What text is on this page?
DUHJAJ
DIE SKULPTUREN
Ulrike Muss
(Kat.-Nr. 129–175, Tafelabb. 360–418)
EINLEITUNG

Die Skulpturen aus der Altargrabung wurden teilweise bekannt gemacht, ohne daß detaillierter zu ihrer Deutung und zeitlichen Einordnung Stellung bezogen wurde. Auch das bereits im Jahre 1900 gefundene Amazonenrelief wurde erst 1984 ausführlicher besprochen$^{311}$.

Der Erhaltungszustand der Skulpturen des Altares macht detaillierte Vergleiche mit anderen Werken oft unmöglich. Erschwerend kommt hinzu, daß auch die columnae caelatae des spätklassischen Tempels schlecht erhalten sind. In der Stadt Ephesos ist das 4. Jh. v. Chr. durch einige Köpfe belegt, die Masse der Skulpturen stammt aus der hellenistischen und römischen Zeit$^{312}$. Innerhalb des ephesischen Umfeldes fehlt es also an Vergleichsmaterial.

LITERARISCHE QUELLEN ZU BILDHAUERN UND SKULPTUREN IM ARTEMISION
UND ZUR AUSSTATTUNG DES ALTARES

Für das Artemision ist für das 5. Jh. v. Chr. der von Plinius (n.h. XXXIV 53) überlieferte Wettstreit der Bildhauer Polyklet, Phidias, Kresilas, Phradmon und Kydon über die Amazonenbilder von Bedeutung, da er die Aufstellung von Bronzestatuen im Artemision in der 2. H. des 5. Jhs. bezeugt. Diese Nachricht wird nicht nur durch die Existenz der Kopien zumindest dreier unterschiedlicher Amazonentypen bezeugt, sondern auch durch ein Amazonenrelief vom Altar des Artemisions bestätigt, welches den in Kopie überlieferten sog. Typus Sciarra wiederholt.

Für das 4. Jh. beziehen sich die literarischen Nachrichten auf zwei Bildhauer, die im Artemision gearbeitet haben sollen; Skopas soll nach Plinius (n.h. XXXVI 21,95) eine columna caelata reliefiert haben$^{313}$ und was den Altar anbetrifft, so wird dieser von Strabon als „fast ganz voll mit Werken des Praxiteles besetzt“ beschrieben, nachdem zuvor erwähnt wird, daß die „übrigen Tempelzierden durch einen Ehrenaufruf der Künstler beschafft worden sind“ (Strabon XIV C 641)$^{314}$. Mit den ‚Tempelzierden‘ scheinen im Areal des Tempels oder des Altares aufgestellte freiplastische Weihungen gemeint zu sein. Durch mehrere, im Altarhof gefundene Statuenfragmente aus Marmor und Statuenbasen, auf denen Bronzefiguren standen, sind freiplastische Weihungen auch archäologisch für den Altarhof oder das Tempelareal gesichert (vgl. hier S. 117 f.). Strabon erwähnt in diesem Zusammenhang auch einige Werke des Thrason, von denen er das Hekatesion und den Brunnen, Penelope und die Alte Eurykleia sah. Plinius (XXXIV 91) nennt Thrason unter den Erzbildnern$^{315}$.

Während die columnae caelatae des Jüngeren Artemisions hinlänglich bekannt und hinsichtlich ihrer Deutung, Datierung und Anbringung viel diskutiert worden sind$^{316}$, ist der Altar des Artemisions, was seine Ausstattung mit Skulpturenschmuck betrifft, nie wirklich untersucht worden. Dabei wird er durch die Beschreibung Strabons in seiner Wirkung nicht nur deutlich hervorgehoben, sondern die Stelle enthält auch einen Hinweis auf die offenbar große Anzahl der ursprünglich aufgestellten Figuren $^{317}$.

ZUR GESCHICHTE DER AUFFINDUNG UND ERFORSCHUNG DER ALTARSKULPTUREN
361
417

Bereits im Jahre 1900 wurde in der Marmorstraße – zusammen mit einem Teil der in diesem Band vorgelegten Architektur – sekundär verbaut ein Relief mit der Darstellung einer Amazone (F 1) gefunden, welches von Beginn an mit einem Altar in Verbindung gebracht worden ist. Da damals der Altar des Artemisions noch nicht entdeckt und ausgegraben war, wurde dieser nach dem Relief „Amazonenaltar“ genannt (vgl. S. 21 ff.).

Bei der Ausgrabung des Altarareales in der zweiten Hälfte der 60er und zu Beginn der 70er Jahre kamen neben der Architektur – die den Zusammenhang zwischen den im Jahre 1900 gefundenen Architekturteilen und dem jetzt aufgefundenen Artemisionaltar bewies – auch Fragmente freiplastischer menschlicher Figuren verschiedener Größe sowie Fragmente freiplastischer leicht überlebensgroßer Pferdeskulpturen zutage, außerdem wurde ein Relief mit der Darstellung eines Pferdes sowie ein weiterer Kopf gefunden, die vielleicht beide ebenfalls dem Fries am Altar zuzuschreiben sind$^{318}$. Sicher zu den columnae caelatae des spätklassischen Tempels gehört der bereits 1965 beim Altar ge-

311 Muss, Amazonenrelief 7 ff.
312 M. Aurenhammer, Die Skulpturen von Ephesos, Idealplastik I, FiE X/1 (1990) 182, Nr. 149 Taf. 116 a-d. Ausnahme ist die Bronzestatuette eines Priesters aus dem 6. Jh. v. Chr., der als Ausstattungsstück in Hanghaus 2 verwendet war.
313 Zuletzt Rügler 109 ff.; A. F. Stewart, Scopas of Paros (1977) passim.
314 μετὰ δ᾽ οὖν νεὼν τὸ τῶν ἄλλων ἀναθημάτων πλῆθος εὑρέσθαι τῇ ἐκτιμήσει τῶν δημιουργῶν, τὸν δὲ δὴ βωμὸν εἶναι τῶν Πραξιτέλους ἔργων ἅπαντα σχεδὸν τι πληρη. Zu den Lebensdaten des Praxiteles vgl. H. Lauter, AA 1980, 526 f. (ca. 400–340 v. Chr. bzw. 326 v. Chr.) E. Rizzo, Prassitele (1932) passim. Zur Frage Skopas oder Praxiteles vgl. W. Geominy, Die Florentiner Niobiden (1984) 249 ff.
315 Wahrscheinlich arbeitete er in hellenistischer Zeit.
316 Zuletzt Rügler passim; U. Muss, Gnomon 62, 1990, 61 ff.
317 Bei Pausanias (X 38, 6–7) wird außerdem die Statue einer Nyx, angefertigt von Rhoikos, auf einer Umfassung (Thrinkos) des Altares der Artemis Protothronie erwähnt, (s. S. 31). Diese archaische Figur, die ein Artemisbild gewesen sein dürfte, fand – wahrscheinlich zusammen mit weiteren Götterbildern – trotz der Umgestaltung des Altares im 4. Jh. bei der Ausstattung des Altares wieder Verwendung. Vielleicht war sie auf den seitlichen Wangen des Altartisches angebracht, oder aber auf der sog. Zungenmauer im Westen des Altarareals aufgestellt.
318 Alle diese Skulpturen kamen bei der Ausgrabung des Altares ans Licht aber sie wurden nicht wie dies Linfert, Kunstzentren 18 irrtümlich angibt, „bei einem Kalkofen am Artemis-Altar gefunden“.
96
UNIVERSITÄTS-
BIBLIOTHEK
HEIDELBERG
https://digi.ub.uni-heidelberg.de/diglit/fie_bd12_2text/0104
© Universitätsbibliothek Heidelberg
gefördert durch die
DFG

**Instruction:** List the lines that contain the word "Ephesos".

**Response:**
Der Erhaltungszustand der Skulpturen des Altares macht detaillierte Vergleiche mit anderen Werken oft unmöglich. Erschwerend kommt hinzu, daß auch die columnae caelatae des spätklassischen Tempels schlecht erhalten sind. In der Stadt Ephesos ist das 4. Jh. v. Chr. durch einige Köpfe belegt, die Masse der Skulpturen stammt aus der hellenistischen und römischen Zeit$^{312}$. Innerhalb des ephesischen Umfeldes fehlt es also an Vergleichsmaterial.
312 M. Aurenhammer, Die Skulpturen von Ephesos, Idealplastik I, FiE X/1 (1990) 182, Nr. 149 Taf. 116 a-d. Ausnahme ist die Bronzestatuette eines Priesters aus dem 6. Jh. v. Chr., der als Ausstattungsstück in Hanghaus 2 verwendet war.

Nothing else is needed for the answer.